STATED EXERCISE:
Output the data that follows exactly, line for line.

ITEMS:
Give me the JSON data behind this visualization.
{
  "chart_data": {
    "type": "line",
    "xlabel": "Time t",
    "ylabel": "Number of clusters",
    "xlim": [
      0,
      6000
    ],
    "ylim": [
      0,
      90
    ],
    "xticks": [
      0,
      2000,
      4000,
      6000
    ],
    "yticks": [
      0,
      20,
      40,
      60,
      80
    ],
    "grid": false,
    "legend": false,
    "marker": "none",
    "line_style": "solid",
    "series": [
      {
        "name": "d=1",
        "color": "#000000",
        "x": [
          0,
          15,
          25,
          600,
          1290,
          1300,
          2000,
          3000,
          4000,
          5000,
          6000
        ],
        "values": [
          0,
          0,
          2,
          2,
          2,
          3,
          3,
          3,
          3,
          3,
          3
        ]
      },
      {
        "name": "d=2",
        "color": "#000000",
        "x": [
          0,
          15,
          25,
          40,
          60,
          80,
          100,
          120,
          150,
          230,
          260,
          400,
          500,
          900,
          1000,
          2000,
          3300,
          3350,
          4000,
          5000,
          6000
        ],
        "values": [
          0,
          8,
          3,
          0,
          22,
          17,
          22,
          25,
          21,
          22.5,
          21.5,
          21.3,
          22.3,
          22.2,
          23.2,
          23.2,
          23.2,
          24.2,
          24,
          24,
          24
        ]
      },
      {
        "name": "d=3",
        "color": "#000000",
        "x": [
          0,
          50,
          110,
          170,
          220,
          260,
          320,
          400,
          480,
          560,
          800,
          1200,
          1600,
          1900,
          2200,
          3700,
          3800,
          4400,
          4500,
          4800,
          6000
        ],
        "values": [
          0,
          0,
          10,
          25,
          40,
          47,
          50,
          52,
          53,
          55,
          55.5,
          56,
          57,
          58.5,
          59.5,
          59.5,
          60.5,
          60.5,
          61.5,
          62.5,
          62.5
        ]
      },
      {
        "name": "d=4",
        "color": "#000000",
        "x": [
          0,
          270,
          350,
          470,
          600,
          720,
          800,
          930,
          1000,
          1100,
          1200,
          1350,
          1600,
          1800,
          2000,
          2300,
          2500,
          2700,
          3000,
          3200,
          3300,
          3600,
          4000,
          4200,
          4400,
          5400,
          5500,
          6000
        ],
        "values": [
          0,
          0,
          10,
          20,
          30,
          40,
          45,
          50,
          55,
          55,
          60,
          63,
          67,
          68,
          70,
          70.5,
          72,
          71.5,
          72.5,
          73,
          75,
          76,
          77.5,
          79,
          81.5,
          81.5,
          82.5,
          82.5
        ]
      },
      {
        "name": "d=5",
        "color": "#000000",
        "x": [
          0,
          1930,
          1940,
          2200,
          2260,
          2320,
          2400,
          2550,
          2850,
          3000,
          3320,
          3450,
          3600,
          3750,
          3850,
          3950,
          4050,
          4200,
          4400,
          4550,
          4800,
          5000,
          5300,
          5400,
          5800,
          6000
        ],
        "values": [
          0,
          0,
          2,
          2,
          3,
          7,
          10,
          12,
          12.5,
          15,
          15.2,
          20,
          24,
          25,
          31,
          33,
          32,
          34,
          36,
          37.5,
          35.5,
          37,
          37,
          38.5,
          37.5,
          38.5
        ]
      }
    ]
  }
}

EXPECTED ANSWER:
Give me the JSON data behind this visualization.
{
  "chart_data": {
    "type": "line",
    "xlabel": "Time t",
    "ylabel": "Number of clusters",
    "xlim": [
      0,
      6000
    ],
    "ylim": [
      0,
      90
    ],
    "xticks": [
      0,
      2000,
      4000,
      6000
    ],
    "yticks": [
      0,
      20,
      40,
      60,
      80
    ],
    "grid": false,
    "legend": false,
    "marker": "none",
    "line_style": "solid",
    "series": [
      {
        "name": "d=1",
        "color": "#000000",
        "x": [
          0,
          15,
          25,
          600,
          1290,
          1300,
          2000,
          3000,
          4000,
          5000,
          6000
        ],
        "values": [
          0,
          0,
          2,
          2,
          2,
          3,
          3,
          3,
          3,
          3,
          3
        ]
      },
      {
        "name": "d=2",
        "color": "#000000",
        "x": [
          0,
          15,
          25,
          40,
          60,
          80,
          100,
          120,
          150,
          230,
          260,
          400,
          500,
          900,
          1000,
          2000,
          3300,
          3350,
          4000,
          5000,
          6000
        ],
        "values": [
          0,
          8,
          3,
          0,
          22,
          17,
          22,
          25,
          21,
          22.5,
          21.5,
          21.3,
          22.3,
          22.2,
          23.2,
          23.2,
          23.2,
          24.2,
          24,
          24,
          24
        ]
      },
      {
        "name": "d=3",
        "color": "#000000",
        "x": [
          0,
          50,
          110,
          170,
          220,
          260,
          320,
          400,
          480,
          560,
          800,
          1200,
          1600,
          1900,
          2200,
          3700,
          3800,
          4400,
          4500,
          4800,
          6000
        ],
        "values": [
          0,
          0,
          10,
          25,
          40,
          47,
          50,
          52,
          53,
          55,
          55.5,
          56,
          57,
          58.5,
          59.5,
          59.5,
          60.5,
          60.5,
          61.5,
          62.5,
          62.5
        ]
      },
      {
        "name": "d=4",
        "color": "#000000",
        "x": [
          0,
          270,
          350,
          470,
          600,
          720,
          800,
          930,
          1000,
          1100,
          1200,
          1350,
          1600,
          1800,
          2000,
          2300,
          2500,
          2700,
          3000,
          3200,
          3300,
          3600,
          4000,
          4200,
          4400,
          5400,
          5500,
          6000
        ],
        "values": [
          0,
          0,
          10,
          20,
          30,
          40,
          45,
          50,
          55,
          55,
          60,
          63,
          67,
          68,
          70,
          70.5,
          72,
          71.5,
          72.5,
          73,
          75,
          76,
          77.5,
          79,
          81.5,
          81.5,
          82.5,
          82.5
        ]
      },
      {
        "name": "d=5",
        "color": "#000000",
        "x": [
          0,
          1930,
          1940,
          2200,
          2260,
          2320,
          2400,
          2550,
          2850,
          3000,
          3320,
          3450,
          3600,
          3750,
          3850,
          3950,
          4050,
          4200,
          4400,
          4550,
          4800,
          5000,
          5300,
          5400,
          5800,
          6000
        ],
        "values": [
          0,
          0,
          2,
          2,
          3,
          7,
          10,
          12,
          12.5,
          15,
          15.2,
          20,
          24,
          25,
          31,
          33,
          32,
          34,
          36,
          37.5,
          35.5,
          37,
          37,
          38.5,
          37.5,
          38.5
        ]
      }
    ]
  }
}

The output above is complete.